* Written instruction: Word for word, quote all of the material, omitting the pictures.

Dataset excerpt

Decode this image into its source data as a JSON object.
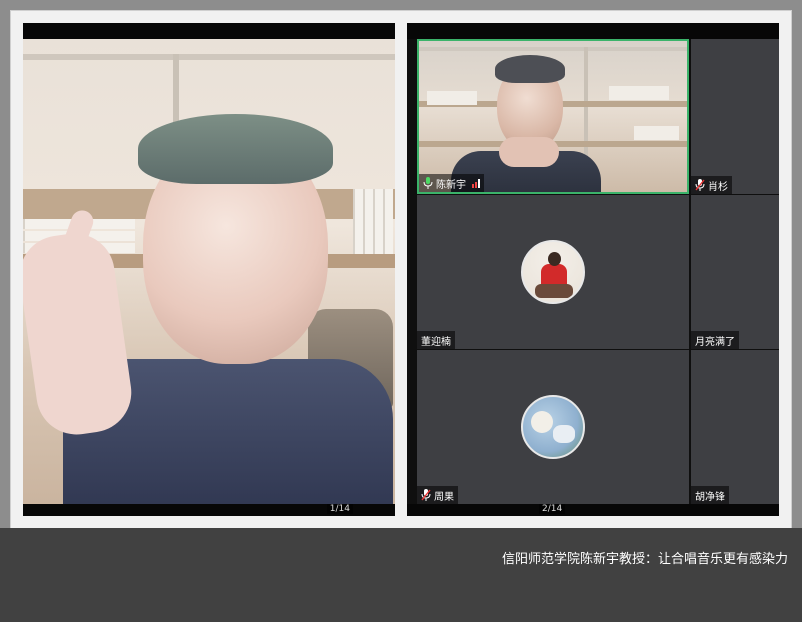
{
  "speaker_page": "1/14",
  "grid_page": "2/14",
  "participants": {
    "active": {
      "name": "陈新宇"
    },
    "p2": {
      "name": "肖杉"
    },
    "p3": {
      "name": "董迎楠"
    },
    "p4": {
      "name": "月亮满了"
    },
    "p5": {
      "name": "周果"
    },
    "p6": {
      "name": "胡净锋"
    }
  },
  "caption": "信阳师范学院陈新宇教授：让合唱音乐更有感染力",
  "colors": {
    "active_border": "#3bb36a",
    "tile_bg": "#3e3f43",
    "caption_bar": "#414141"
  },
  "icons": {
    "mic": "mic-icon",
    "signal": "signal-bars-icon"
  }
}
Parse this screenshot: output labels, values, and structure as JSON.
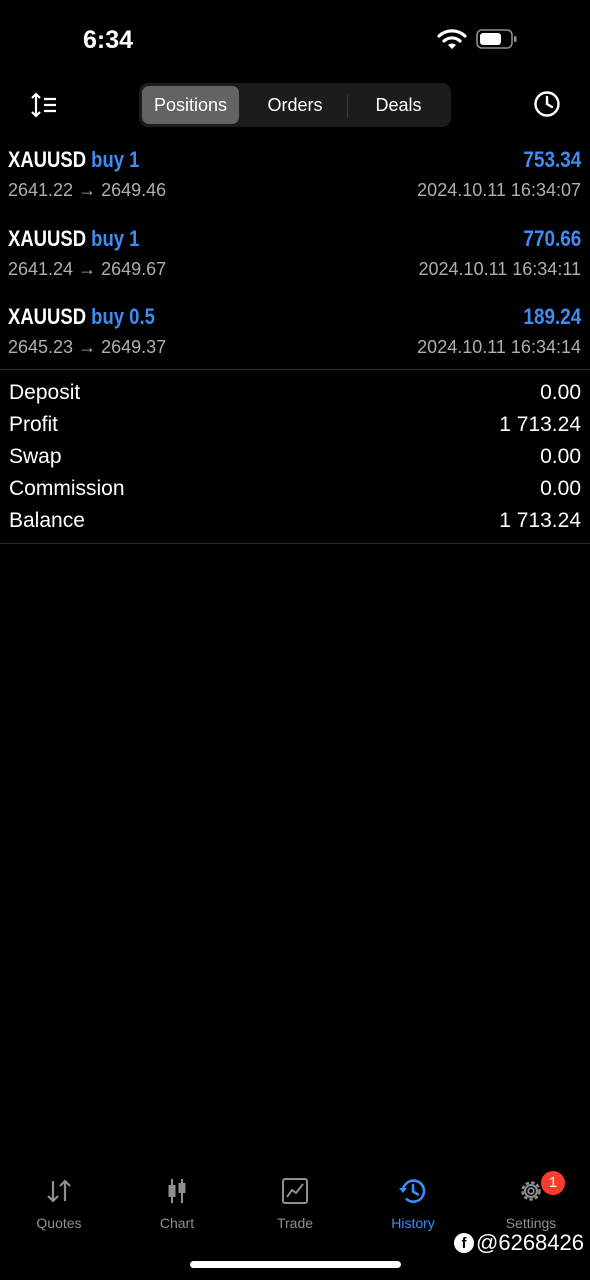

* Complete response:
Decode this image into its source data as a JSON object.
{
  "speaker_page": "1/14",
  "grid_page": "2/14",
  "participants": {
    "active": {
      "name": "陈新宇"
    },
    "p2": {
      "name": "肖杉"
    },
    "p3": {
      "name": "董迎楠"
    },
    "p4": {
      "name": "月亮满了"
    },
    "p5": {
      "name": "周果"
    },
    "p6": {
      "name": "胡净锋"
    }
  },
  "caption": "信阳师范学院陈新宇教授：让合唱音乐更有感染力",
  "colors": {
    "active_border": "#3bb36a",
    "tile_bg": "#3e3f43",
    "caption_bar": "#414141"
  },
  "icons": {
    "mic": "mic-icon",
    "signal": "signal-bars-icon"
  }
}
Parse this screenshot: output labels, values, and structure as JSON.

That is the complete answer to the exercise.